Dataset items
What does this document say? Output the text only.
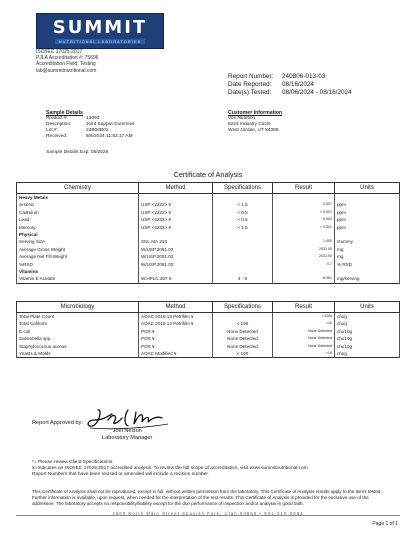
SUMMIT
NUTRITIONAL LABORATORIES
ISO/IEC 17025:2017
PJLA Accreditation #: 75696
Accreditation Field: Testing
lab@summitnutritional.com
Report Number:	240806-013-03
Date Reported:	08/16/2024
Date(s) Tested:	08/06/2024 - 08/16/2024
Sample Details
Product #:	13093
Description:	Joint Suppot Gummies
Lot #:	24B06B01
Received:	8/6/2024 11:53:17 AM
Sample Details: Exp. 05/2026
Customer Information
Vox Nutrition
8224 Industry Circle
West Jordan, UT 84088
Certificate of Analysis
Chemistry	Method	Specifications	Result	Units
Heavy Metals				
Arsenic	USP <2232> ¥	< 1.5	0.007	ppm
Cadmium	USP <2232> ¥	< 0.5	< 0.001	ppm
Lead	USP <2232> ¥	< 0.5	0.004	ppm
Mercury	USP <2232> ¥	< 1.5	< 0.001	ppm
Physical				
Serving Size	SNL.MA.210		1.000	Gummy
Average Gross Weight	W/USP.2091.02		2931.00	mg
Average Net Fill Weight	W/USP.2091.02		2931.00	mg
%RSD	W/USP.2091.02		0.7	% RSD
Vitamins				
Vitamin E Acetate	W.HPLC.307 ¥	4 - 9	8.961	mg/serving
Microbiology	Method	Specifications	Result	Units
Total Plate Count	AOAC 2015.13 Petrifilm ¥		<1000	cfu/g
Total Coliform	AOAC 2018.13 Petrifilm ¥	< 100	<10	cfu/g
E.coli	PCR ¥	None Detected	None Detected	cfu/10g
Salmonella spp.	PCR ¥	None Detected	None Detected	cfu/10g
Staphylococcus aureus	PCR ¥	None Detected	None Detected	cfu/10g
Yeasts & Molds	AOAC Modified ¥	< 100	<10	cfu/g
Report Approved by:
Joel Nelson
Laboratory Manager
*= Please review Client Specifications
¥=Indicates an ISO/IEC 17025:2017 accredited analysis. To review the full scope of accreditation, visit www.summitnutritional.com
Report Numbers that have been revised or amended will include a revision number.
This Certificate of Analysis shall not be reproduced, except in full, without written permission from the laboratory. This Certificate of Analysis results apply to the items tested. Further information is available, upon request, when needed for the interpretation of the test results. This Certificate of Analysis is provided for the exclusive use of the addressee. The laboratory accepts no responsibility/liability except for the due performance of inspection and/or analysis in good faith.
2600 North Main Street Spanish Fork, Utah 84660 • 801-210-2084
Page 1 of 1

** Exercise details **
The material above holds pictures; copy everything else in it exactly.

** In response **
What does this document say? Output the text only.
SUMMIT
NUTRITIONAL LABORATORIES
ISO/IEC 17025:2017
PJLA Accreditation #: 75696
Accreditation Field: Testing
lab@summitnutritional.com
Report Number:	240806-013-03
Date Reported:	08/16/2024
Date(s) Tested:	08/06/2024 - 08/16/2024
Sample Details
Product #:	13093
Description:	Joint Suppot Gummies
Lot #:	24B06B01
Received:	8/6/2024 11:53:17 AM
Sample Details: Exp. 05/2026
Customer Information
Vox Nutrition
8224 Industry Circle
West Jordan, UT 84088
Certificate of Analysis
Chemistry	Method	Specifications	Result	Units
Heavy Metals				
Arsenic	USP <2232> ¥	< 1.5	0.007	ppm
Cadmium	USP <2232> ¥	< 0.5	< 0.001	ppm
Lead	USP <2232> ¥	< 0.5	0.004	ppm
Mercury	USP <2232> ¥	< 1.5	< 0.001	ppm
Physical				
Serving Size	SNL.MA.210		1.000	Gummy
Average Gross Weight	W/USP.2091.02		2931.00	mg
Average Net Fill Weight	W/USP.2091.02		2931.00	mg
%RSD	W/USP.2091.02		0.7	% RSD
Vitamins				
Vitamin E Acetate	W.HPLC.307 ¥	4 - 9	8.961	mg/serving
Microbiology	Method	Specifications	Result	Units
Total Plate Count	AOAC 2015.13 Petrifilm ¥		<1000	cfu/g
Total Coliform	AOAC 2018.13 Petrifilm ¥	< 100	<10	cfu/g
E.coli	PCR ¥	None Detected	None Detected	cfu/10g
Salmonella spp.	PCR ¥	None Detected	None Detected	cfu/10g
Staphylococcus aureus	PCR ¥	None Detected	None Detected	cfu/10g
Yeasts & Molds	AOAC Modified ¥	< 100	<10	cfu/g
Report Approved by:
Joel Nelson
Laboratory Manager
*= Please review Client Specifications
¥=Indicates an ISO/IEC 17025:2017 accredited analysis. To review the full scope of accreditation, visit www.summitnutritional.com
Report Numbers that have been revised or amended will include a revision number.
This Certificate of Analysis shall not be reproduced, except in full, without written permission from the laboratory. This Certificate of Analysis results apply to the items tested. Further information is available, upon request, when needed for the interpretation of the test results. This Certificate of Analysis is provided for the exclusive use of the addressee. The laboratory accepts no responsibility/liability except for the due performance of inspection and/or analysis in good faith.
2600 North Main Street Spanish Fork, Utah 84660 • 801-210-2084
Page 1 of 1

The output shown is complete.